▸ **DIRECTION**
Every line of the material below must be repeated exactly.

[Part of a data file]

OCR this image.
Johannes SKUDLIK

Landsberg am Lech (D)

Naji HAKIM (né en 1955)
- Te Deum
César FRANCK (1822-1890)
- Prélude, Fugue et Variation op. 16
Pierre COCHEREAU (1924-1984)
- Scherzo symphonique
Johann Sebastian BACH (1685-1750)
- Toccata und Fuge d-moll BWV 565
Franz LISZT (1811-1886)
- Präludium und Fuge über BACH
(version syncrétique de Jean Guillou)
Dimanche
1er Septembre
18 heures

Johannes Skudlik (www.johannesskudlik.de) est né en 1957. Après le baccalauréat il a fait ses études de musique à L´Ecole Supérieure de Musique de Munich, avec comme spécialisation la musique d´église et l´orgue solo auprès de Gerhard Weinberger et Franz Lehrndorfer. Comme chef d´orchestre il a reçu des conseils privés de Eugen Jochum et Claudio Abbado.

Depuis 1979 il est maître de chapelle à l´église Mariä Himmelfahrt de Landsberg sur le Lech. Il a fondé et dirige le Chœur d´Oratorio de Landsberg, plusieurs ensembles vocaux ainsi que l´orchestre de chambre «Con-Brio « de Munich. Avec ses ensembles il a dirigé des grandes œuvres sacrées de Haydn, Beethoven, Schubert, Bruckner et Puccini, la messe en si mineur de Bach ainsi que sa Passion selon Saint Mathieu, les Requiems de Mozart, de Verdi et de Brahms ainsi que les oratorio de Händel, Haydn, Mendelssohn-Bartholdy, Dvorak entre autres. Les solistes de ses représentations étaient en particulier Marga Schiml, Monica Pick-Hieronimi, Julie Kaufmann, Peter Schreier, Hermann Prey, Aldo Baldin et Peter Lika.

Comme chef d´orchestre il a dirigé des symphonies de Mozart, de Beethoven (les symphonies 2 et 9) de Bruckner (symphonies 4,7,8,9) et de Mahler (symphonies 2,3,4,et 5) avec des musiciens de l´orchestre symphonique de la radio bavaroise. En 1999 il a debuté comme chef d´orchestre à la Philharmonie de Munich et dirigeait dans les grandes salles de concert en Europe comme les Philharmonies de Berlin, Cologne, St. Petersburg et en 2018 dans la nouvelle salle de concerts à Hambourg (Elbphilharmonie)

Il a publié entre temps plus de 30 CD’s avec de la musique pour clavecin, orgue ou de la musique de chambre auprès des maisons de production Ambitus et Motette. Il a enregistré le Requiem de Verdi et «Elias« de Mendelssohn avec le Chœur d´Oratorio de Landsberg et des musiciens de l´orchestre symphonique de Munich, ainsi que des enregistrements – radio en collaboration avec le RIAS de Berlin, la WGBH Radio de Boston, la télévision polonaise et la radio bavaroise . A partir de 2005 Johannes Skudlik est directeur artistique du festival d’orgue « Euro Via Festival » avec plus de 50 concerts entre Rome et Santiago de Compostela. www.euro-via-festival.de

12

▸ **REPLY**
OCR this image.
Johannes SKUDLIK

Landsberg am Lech (D)

Naji HAKIM (né en 1955)
- Te Deum
César FRANCK (1822-1890)
- Prélude, Fugue et Variation op. 16
Pierre COCHEREAU (1924-1984)
- Scherzo symphonique
Johann Sebastian BACH (1685-1750)
- Toccata und Fuge d-moll BWV 565
Franz LISZT (1811-1886)
- Präludium und Fuge über BACH
(version syncrétique de Jean Guillou)
Dimanche
1er Septembre
18 heures

Johannes Skudlik (www.johannesskudlik.de) est né en 1957. Après le baccalauréat il a fait ses études de musique à L´Ecole Supérieure de Musique de Munich, avec comme spécialisation la musique d´église et l´orgue solo auprès de Gerhard Weinberger et Franz Lehrndorfer. Comme chef d´orchestre il a reçu des conseils privés de Eugen Jochum et Claudio Abbado.

Depuis 1979 il est maître de chapelle à l´église Mariä Himmelfahrt de Landsberg sur le Lech. Il a fondé et dirige le Chœur d´Oratorio de Landsberg, plusieurs ensembles vocaux ainsi que l´orchestre de chambre «Con-Brio « de Munich. Avec ses ensembles il a dirigé des grandes œuvres sacrées de Haydn, Beethoven, Schubert, Bruckner et Puccini, la messe en si mineur de Bach ainsi que sa Passion selon Saint Mathieu, les Requiems de Mozart, de Verdi et de Brahms ainsi que les oratorio de Händel, Haydn, Mendelssohn-Bartholdy, Dvorak entre autres. Les solistes de ses représentations étaient en particulier Marga Schiml, Monica Pick-Hieronimi, Julie Kaufmann, Peter Schreier, Hermann Prey, Aldo Baldin et Peter Lika.

Comme chef d´orchestre il a dirigé des symphonies de Mozart, de Beethoven (les symphonies 2 et 9) de Bruckner (symphonies 4,7,8,9) et de Mahler (symphonies 2,3,4,et 5) avec des musiciens de l´orchestre symphonique de la radio bavaroise. En 1999 il a debuté comme chef d´orchestre à la Philharmonie de Munich et dirigeait dans les grandes salles de concert en Europe comme les Philharmonies de Berlin, Cologne, St. Petersburg et en 2018 dans la nouvelle salle de concerts à Hambourg (Elbphilharmonie)

Il a publié entre temps plus de 30 CD’s avec de la musique pour clavecin, orgue ou de la musique de chambre auprès des maisons de production Ambitus et Motette. Il a enregistré le Requiem de Verdi et «Elias« de Mendelssohn avec le Chœur d´Oratorio de Landsberg et des musiciens de l´orchestre symphonique de Munich, ainsi que des enregistrements – radio en collaboration avec le RIAS de Berlin, la WGBH Radio de Boston, la télévision polonaise et la radio bavaroise . A partir de 2005 Johannes Skudlik est directeur artistique du festival d’orgue « Euro Via Festival » avec plus de 50 concerts entre Rome et Santiago de Compostela. www.euro-via-festival.de

12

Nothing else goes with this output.